Directions:
Copy the data exactly as it appears, and do not include any pictures.

>> Start

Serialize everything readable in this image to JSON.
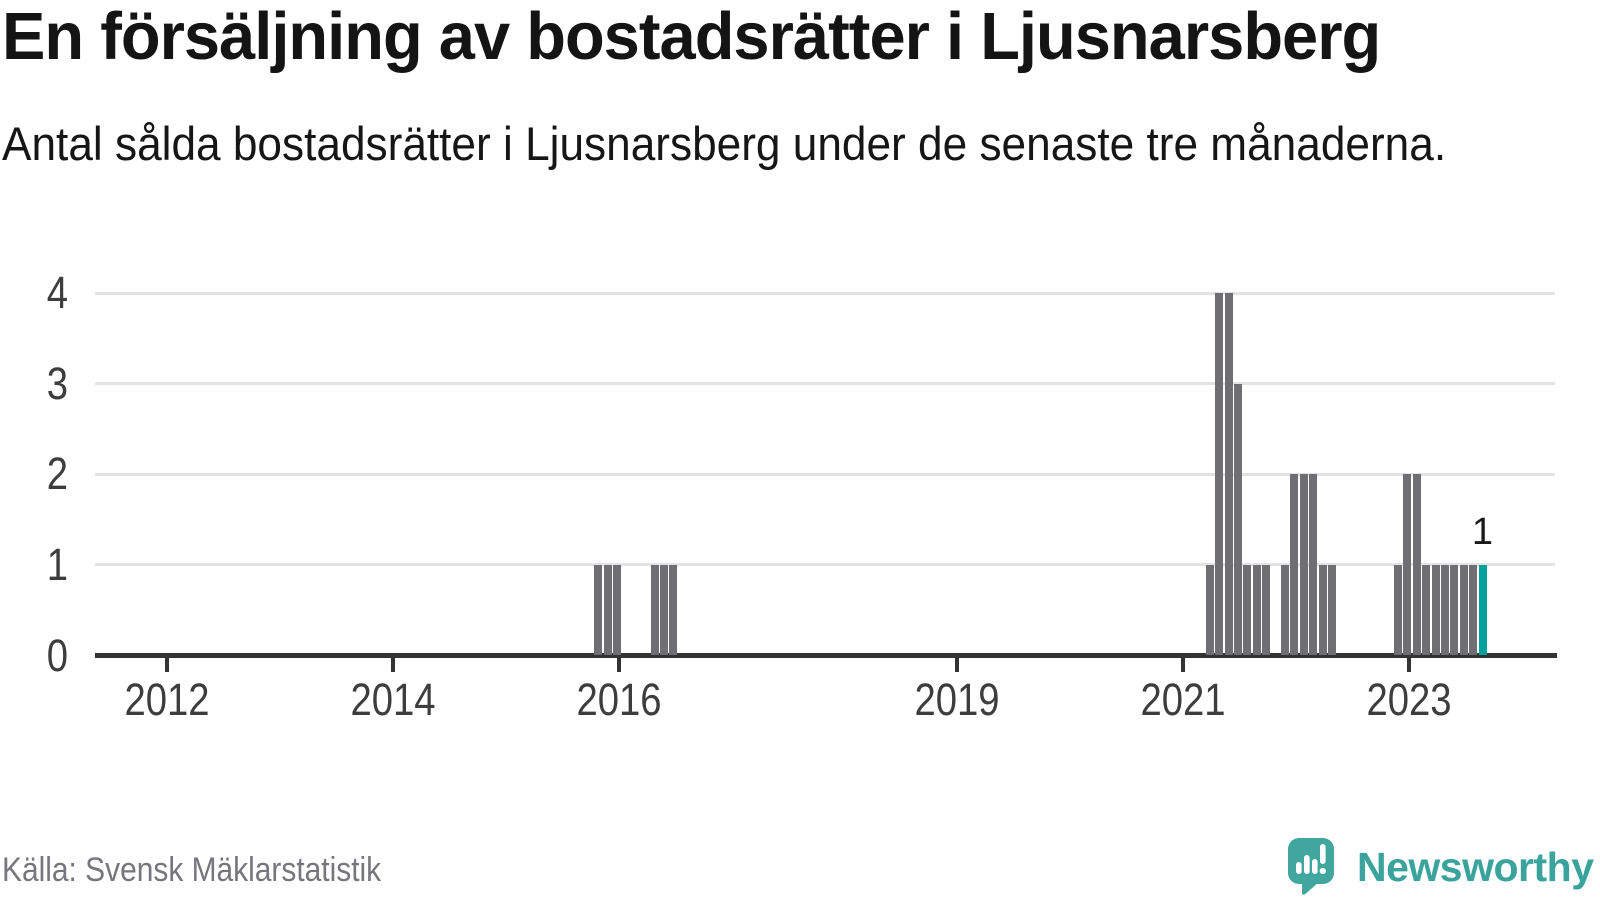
{
  "header": {
    "title": "En försäljning av bostadsrätter i Ljusnarsberg",
    "subtitle": "Antal sålda bostadsrätter i Ljusnarsberg under de senaste tre månaderna."
  },
  "footer": {
    "source": "Källa: Svensk Mäklarstatistik",
    "brand": "Newsworthy",
    "brand_icon": "newsworthy-speech-bubble-bar-chart-icon"
  },
  "colors": {
    "bar": "#6e6e73",
    "highlight": "#00a29b",
    "axis": "#333333",
    "gridline": "#e3e3e3",
    "tick_label": "#3d3d3d",
    "source_text": "#76767d",
    "brand_teal": "#3aa39b",
    "brand_icon_teal": "#41a69e"
  },
  "chart_data": {
    "type": "bar",
    "title": "En försäljning av bostadsrätter i Ljusnarsberg",
    "subtitle": "Antal sålda bostadsrätter i Ljusnarsberg under de senaste tre månaderna.",
    "xlabel": "",
    "ylabel": "",
    "ylim": [
      0,
      4
    ],
    "y_ticks": [
      0,
      1,
      2,
      3,
      4
    ],
    "x_ticks": [
      2012,
      2014,
      2016,
      2019,
      2021,
      2023
    ],
    "x_range_years": [
      2011.25,
      2023.95
    ],
    "grid": "horizontal",
    "legend": "none",
    "bar_period": "month",
    "bars": [
      {
        "month": "2015-10",
        "value": 1
      },
      {
        "month": "2015-11",
        "value": 1
      },
      {
        "month": "2015-12",
        "value": 1
      },
      {
        "month": "2016-04",
        "value": 1
      },
      {
        "month": "2016-05",
        "value": 1
      },
      {
        "month": "2016-06",
        "value": 1
      },
      {
        "month": "2021-03",
        "value": 1
      },
      {
        "month": "2021-04",
        "value": 4
      },
      {
        "month": "2021-05",
        "value": 4
      },
      {
        "month": "2021-06",
        "value": 3
      },
      {
        "month": "2021-07",
        "value": 1
      },
      {
        "month": "2021-08",
        "value": 1
      },
      {
        "month": "2021-09",
        "value": 1
      },
      {
        "month": "2021-11",
        "value": 1
      },
      {
        "month": "2021-12",
        "value": 2
      },
      {
        "month": "2022-01",
        "value": 2
      },
      {
        "month": "2022-02",
        "value": 2
      },
      {
        "month": "2022-03",
        "value": 1
      },
      {
        "month": "2022-04",
        "value": 1
      },
      {
        "month": "2022-11",
        "value": 1
      },
      {
        "month": "2022-12",
        "value": 2
      },
      {
        "month": "2023-01",
        "value": 2
      },
      {
        "month": "2023-02",
        "value": 1
      },
      {
        "month": "2023-03",
        "value": 1
      },
      {
        "month": "2023-04",
        "value": 1
      },
      {
        "month": "2023-05",
        "value": 1
      },
      {
        "month": "2023-06",
        "value": 1
      },
      {
        "month": "2023-07",
        "value": 1
      },
      {
        "month": "2023-08",
        "value": 1,
        "highlight": true,
        "label": "1"
      }
    ]
  }
}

>> End

Task solution:
Serialize everything readable in this image to JSON.
{
  "header": {
    "title": "En försäljning av bostadsrätter i Ljusnarsberg",
    "subtitle": "Antal sålda bostadsrätter i Ljusnarsberg under de senaste tre månaderna."
  },
  "footer": {
    "source": "Källa: Svensk Mäklarstatistik",
    "brand": "Newsworthy",
    "brand_icon": "newsworthy-speech-bubble-bar-chart-icon"
  },
  "colors": {
    "bar": "#6e6e73",
    "highlight": "#00a29b",
    "axis": "#333333",
    "gridline": "#e3e3e3",
    "tick_label": "#3d3d3d",
    "source_text": "#76767d",
    "brand_teal": "#3aa39b",
    "brand_icon_teal": "#41a69e"
  },
  "chart_data": {
    "type": "bar",
    "title": "En försäljning av bostadsrätter i Ljusnarsberg",
    "subtitle": "Antal sålda bostadsrätter i Ljusnarsberg under de senaste tre månaderna.",
    "xlabel": "",
    "ylabel": "",
    "ylim": [
      0,
      4
    ],
    "y_ticks": [
      0,
      1,
      2,
      3,
      4
    ],
    "x_ticks": [
      2012,
      2014,
      2016,
      2019,
      2021,
      2023
    ],
    "x_range_years": [
      2011.25,
      2023.95
    ],
    "grid": "horizontal",
    "legend": "none",
    "bar_period": "month",
    "bars": [
      {
        "month": "2015-10",
        "value": 1
      },
      {
        "month": "2015-11",
        "value": 1
      },
      {
        "month": "2015-12",
        "value": 1
      },
      {
        "month": "2016-04",
        "value": 1
      },
      {
        "month": "2016-05",
        "value": 1
      },
      {
        "month": "2016-06",
        "value": 1
      },
      {
        "month": "2021-03",
        "value": 1
      },
      {
        "month": "2021-04",
        "value": 4
      },
      {
        "month": "2021-05",
        "value": 4
      },
      {
        "month": "2021-06",
        "value": 3
      },
      {
        "month": "2021-07",
        "value": 1
      },
      {
        "month": "2021-08",
        "value": 1
      },
      {
        "month": "2021-09",
        "value": 1
      },
      {
        "month": "2021-11",
        "value": 1
      },
      {
        "month": "2021-12",
        "value": 2
      },
      {
        "month": "2022-01",
        "value": 2
      },
      {
        "month": "2022-02",
        "value": 2
      },
      {
        "month": "2022-03",
        "value": 1
      },
      {
        "month": "2022-04",
        "value": 1
      },
      {
        "month": "2022-11",
        "value": 1
      },
      {
        "month": "2022-12",
        "value": 2
      },
      {
        "month": "2023-01",
        "value": 2
      },
      {
        "month": "2023-02",
        "value": 1
      },
      {
        "month": "2023-03",
        "value": 1
      },
      {
        "month": "2023-04",
        "value": 1
      },
      {
        "month": "2023-05",
        "value": 1
      },
      {
        "month": "2023-06",
        "value": 1
      },
      {
        "month": "2023-07",
        "value": 1
      },
      {
        "month": "2023-08",
        "value": 1,
        "highlight": true,
        "label": "1"
      }
    ]
  }
}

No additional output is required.